[Data records]
* * * *

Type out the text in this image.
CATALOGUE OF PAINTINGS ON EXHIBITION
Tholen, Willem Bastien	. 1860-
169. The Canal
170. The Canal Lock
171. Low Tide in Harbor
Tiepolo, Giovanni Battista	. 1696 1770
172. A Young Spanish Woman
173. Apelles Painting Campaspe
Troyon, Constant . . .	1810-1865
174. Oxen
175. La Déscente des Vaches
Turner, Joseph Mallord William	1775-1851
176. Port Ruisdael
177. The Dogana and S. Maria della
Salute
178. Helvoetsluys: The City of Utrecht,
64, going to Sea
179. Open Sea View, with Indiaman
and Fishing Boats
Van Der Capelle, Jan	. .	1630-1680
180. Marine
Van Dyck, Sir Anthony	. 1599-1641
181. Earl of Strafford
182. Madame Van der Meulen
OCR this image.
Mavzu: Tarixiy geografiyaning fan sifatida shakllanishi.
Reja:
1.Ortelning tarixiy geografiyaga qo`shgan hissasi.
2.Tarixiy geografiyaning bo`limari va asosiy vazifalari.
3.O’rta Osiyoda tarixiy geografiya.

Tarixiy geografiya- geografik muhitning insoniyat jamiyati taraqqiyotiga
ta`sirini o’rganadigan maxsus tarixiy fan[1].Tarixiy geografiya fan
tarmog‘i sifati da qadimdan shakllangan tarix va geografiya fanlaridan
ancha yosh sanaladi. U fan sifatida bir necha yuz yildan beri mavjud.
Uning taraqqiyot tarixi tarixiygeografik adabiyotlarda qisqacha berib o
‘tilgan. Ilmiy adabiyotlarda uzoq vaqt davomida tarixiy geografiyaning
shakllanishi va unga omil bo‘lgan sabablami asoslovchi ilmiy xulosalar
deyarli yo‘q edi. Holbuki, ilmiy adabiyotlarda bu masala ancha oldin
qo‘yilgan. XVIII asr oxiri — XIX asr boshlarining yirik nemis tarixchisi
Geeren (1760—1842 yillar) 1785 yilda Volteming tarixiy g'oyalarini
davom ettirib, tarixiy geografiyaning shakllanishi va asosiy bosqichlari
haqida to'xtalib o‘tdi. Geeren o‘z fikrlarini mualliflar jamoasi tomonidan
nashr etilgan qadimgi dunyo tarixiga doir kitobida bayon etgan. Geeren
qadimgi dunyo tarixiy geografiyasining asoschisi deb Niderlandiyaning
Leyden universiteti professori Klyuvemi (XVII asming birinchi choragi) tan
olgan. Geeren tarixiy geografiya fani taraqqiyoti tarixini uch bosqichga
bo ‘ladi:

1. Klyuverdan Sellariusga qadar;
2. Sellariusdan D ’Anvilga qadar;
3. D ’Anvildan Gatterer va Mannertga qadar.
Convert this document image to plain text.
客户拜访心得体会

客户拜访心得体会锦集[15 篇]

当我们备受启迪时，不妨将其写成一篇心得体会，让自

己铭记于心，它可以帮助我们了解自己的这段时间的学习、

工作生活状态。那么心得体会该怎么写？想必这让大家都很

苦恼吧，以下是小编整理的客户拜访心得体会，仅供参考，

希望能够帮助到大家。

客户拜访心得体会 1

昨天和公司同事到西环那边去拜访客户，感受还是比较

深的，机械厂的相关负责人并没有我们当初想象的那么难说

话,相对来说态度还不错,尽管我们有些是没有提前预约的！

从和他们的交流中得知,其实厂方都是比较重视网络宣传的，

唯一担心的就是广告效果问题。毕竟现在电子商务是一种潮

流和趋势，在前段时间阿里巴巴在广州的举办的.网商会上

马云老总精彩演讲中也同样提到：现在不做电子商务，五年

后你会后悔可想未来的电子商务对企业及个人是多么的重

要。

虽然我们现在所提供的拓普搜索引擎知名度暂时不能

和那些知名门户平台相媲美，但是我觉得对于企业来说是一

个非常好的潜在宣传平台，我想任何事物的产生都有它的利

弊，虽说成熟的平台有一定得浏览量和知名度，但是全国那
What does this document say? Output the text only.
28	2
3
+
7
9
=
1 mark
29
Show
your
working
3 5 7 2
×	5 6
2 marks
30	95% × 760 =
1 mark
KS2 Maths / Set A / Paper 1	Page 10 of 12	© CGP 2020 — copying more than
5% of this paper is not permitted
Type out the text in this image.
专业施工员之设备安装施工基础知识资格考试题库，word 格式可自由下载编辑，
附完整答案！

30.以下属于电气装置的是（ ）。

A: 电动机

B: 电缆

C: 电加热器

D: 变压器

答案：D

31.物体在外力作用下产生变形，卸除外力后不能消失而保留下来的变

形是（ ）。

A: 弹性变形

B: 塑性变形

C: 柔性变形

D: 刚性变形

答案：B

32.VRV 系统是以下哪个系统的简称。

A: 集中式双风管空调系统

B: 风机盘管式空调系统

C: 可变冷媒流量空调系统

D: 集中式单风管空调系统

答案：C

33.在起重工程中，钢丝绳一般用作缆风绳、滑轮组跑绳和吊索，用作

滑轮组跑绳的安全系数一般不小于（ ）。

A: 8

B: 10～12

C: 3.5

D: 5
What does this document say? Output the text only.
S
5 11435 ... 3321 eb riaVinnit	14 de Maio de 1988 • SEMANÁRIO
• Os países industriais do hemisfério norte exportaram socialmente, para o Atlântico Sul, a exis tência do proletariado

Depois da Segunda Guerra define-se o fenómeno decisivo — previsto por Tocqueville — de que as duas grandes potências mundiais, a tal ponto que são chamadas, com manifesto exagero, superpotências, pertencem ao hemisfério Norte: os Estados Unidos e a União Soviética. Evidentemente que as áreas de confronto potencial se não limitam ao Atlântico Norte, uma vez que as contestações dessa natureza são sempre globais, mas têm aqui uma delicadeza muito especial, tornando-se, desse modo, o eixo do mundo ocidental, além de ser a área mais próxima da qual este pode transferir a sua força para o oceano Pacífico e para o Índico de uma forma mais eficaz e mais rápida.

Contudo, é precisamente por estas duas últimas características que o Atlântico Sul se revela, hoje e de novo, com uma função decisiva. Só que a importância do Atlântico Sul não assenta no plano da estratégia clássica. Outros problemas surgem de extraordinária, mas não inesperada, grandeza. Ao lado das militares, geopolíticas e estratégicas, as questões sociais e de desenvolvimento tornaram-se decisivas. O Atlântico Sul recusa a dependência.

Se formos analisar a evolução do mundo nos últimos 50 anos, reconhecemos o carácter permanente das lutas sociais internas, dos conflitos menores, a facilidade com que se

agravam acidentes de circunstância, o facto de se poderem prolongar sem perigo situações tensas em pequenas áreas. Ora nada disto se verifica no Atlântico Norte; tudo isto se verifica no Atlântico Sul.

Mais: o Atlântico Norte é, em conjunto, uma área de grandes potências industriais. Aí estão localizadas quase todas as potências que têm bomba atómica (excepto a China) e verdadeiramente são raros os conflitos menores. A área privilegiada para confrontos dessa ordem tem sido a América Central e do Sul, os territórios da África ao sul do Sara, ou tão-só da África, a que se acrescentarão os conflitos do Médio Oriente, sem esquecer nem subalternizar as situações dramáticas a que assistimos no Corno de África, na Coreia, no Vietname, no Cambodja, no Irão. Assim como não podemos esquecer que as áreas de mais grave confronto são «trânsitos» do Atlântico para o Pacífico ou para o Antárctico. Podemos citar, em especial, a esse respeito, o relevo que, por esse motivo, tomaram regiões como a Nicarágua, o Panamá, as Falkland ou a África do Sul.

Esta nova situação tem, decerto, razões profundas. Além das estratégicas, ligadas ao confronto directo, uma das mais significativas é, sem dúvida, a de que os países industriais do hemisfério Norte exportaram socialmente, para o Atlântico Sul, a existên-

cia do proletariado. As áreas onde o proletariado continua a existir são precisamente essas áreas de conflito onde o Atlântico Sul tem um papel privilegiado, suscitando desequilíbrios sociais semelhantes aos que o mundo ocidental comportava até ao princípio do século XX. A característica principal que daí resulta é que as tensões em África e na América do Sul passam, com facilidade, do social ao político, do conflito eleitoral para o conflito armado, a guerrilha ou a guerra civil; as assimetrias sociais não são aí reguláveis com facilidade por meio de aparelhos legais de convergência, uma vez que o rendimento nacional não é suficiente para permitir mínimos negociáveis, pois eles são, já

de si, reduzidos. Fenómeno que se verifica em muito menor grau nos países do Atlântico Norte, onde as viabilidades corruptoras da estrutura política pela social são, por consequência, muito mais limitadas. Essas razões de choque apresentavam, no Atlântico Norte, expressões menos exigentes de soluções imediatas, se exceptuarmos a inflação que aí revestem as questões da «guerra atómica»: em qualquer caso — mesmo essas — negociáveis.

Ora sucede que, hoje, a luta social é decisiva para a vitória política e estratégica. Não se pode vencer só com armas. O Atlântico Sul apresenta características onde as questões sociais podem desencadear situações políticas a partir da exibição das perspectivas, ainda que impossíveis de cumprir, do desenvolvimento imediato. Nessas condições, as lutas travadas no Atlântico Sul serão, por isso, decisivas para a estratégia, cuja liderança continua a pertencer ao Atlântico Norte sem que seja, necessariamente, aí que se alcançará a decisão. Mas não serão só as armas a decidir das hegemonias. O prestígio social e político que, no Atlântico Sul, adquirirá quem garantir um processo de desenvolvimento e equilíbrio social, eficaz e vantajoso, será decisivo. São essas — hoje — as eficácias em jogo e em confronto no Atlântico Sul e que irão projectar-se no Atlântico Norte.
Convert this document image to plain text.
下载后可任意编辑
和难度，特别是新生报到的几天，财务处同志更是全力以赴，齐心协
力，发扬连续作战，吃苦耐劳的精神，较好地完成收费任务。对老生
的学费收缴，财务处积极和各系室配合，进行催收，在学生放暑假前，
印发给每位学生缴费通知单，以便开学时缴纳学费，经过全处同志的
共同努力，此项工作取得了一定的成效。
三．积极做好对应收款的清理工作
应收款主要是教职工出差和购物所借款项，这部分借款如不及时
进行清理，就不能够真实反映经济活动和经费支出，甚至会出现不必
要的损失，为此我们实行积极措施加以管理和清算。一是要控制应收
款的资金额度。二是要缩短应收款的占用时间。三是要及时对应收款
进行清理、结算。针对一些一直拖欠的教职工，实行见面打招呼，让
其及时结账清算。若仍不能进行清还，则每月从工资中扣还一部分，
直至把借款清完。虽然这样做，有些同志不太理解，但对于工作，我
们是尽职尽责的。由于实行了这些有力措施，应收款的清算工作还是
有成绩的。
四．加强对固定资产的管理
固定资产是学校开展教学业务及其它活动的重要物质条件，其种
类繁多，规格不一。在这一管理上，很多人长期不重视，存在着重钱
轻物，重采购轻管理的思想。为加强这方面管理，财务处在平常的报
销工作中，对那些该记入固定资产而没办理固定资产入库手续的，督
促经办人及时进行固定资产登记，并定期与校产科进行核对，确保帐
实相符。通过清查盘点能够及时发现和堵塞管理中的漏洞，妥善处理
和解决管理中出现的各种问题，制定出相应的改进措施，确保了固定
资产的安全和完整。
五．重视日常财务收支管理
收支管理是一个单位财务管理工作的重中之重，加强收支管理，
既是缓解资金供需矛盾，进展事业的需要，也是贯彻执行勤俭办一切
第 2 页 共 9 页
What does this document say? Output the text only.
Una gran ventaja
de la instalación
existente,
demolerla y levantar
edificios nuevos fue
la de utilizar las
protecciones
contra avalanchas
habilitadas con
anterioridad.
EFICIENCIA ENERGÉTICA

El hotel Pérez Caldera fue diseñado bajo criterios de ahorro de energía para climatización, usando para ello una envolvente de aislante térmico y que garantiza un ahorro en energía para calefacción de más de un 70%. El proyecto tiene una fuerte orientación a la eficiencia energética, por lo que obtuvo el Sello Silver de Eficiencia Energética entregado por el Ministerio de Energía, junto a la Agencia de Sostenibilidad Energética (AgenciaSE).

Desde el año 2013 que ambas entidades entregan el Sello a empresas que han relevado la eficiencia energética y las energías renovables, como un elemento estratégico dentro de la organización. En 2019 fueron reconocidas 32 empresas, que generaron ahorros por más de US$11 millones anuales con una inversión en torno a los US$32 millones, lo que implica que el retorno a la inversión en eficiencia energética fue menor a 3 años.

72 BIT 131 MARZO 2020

* * * *

=== What you have to do ===
Copy out every line of the data that includes the word "adabiyotlarda".

=== Solution for this task ===
Uning taraqqiyot tarixi tarixiygeografik adabiyotlarda qisqacha berib o
‘tilgan. Ilmiy adabiyotlarda uzoq vaqt davomida tarixiy geografiyaning
deyarli yo‘q edi. Holbuki, ilmiy adabiyotlarda bu masala ancha oldin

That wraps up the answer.